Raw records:
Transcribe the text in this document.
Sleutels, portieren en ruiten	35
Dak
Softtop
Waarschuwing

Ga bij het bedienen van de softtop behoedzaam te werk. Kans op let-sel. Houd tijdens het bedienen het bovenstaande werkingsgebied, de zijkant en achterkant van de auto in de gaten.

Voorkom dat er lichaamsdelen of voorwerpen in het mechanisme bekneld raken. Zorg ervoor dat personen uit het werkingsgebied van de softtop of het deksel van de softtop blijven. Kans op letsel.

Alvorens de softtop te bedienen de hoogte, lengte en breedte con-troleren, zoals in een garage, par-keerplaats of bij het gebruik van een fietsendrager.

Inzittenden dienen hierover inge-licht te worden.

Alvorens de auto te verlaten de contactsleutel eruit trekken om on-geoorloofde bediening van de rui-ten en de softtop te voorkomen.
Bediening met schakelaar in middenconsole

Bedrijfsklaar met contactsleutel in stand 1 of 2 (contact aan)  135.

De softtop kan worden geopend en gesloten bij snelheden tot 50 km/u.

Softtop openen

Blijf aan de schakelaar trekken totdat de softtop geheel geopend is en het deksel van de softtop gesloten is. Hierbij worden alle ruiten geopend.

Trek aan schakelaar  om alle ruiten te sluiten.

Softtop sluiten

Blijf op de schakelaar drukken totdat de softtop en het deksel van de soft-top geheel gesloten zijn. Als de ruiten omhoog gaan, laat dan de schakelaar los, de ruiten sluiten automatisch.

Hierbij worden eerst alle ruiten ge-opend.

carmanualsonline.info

Task details:
Every line of the data above should be reproduced word for word.

Written solution:
Transcribe the text in this document.
Sleutels, portieren en ruiten	35
Dak
Softtop
Waarschuwing

Ga bij het bedienen van de softtop behoedzaam te werk. Kans op let-sel. Houd tijdens het bedienen het bovenstaande werkingsgebied, de zijkant en achterkant van de auto in de gaten.

Voorkom dat er lichaamsdelen of voorwerpen in het mechanisme bekneld raken. Zorg ervoor dat personen uit het werkingsgebied van de softtop of het deksel van de softtop blijven. Kans op letsel.

Alvorens de softtop te bedienen de hoogte, lengte en breedte con-troleren, zoals in een garage, par-keerplaats of bij het gebruik van een fietsendrager.

Inzittenden dienen hierover inge-licht te worden.

Alvorens de auto te verlaten de contactsleutel eruit trekken om on-geoorloofde bediening van de rui-ten en de softtop te voorkomen.
Bediening met schakelaar in middenconsole

Bedrijfsklaar met contactsleutel in stand 1 of 2 (contact aan)  135.

De softtop kan worden geopend en gesloten bij snelheden tot 50 km/u.

Softtop openen

Blijf aan de schakelaar trekken totdat de softtop geheel geopend is en het deksel van de softtop gesloten is. Hierbij worden alle ruiten geopend.

Trek aan schakelaar  om alle ruiten te sluiten.

Softtop sluiten

Blijf op de schakelaar drukken totdat de softtop en het deksel van de soft-top geheel gesloten zijn. Als de ruiten omhoog gaan, laat dan de schakelaar los, de ruiten sluiten automatisch.

Hierbij worden eerst alle ruiten ge-opend.

carmanualsonline.info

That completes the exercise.